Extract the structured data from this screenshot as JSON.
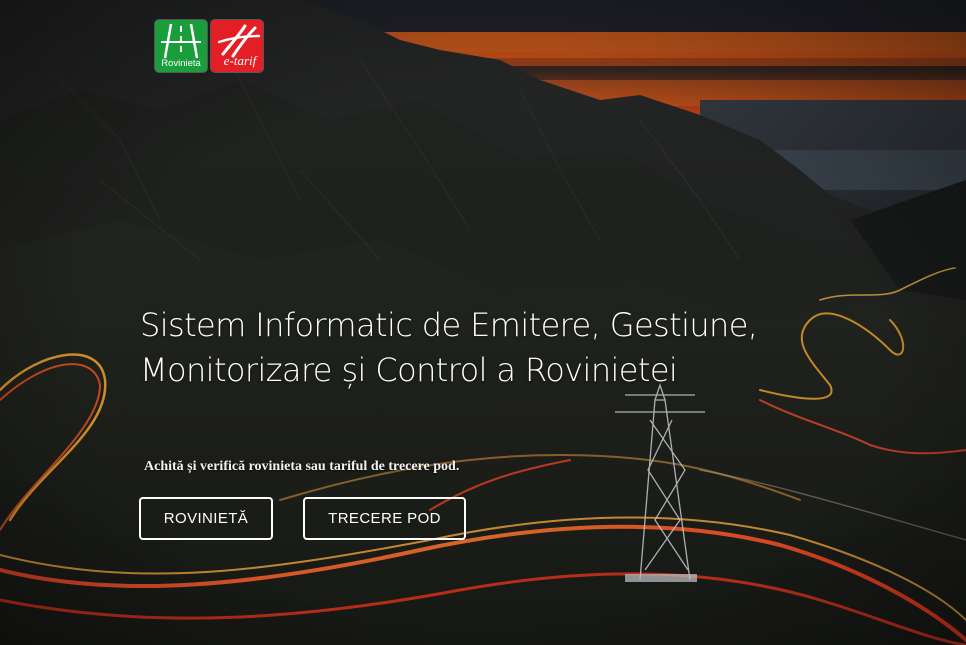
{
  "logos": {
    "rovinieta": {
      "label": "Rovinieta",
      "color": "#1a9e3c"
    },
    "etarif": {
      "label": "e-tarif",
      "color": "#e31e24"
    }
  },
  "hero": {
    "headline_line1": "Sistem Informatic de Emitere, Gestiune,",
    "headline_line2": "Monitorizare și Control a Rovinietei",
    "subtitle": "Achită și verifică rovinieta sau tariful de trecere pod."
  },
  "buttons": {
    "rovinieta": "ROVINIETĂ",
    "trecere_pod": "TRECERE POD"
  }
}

[Set task] Exact duplication of all the records is required; pictures are omitted from the copy.

[Response to this task]
Extract the structured data from this screenshot as JSON.
{
  "logos": {
    "rovinieta": {
      "label": "Rovinieta",
      "color": "#1a9e3c"
    },
    "etarif": {
      "label": "e-tarif",
      "color": "#e31e24"
    }
  },
  "hero": {
    "headline_line1": "Sistem Informatic de Emitere, Gestiune,",
    "headline_line2": "Monitorizare și Control a Rovinietei",
    "subtitle": "Achită și verifică rovinieta sau tariful de trecere pod."
  },
  "buttons": {
    "rovinieta": "ROVINIETĂ",
    "trecere_pod": "TRECERE POD"
  }
}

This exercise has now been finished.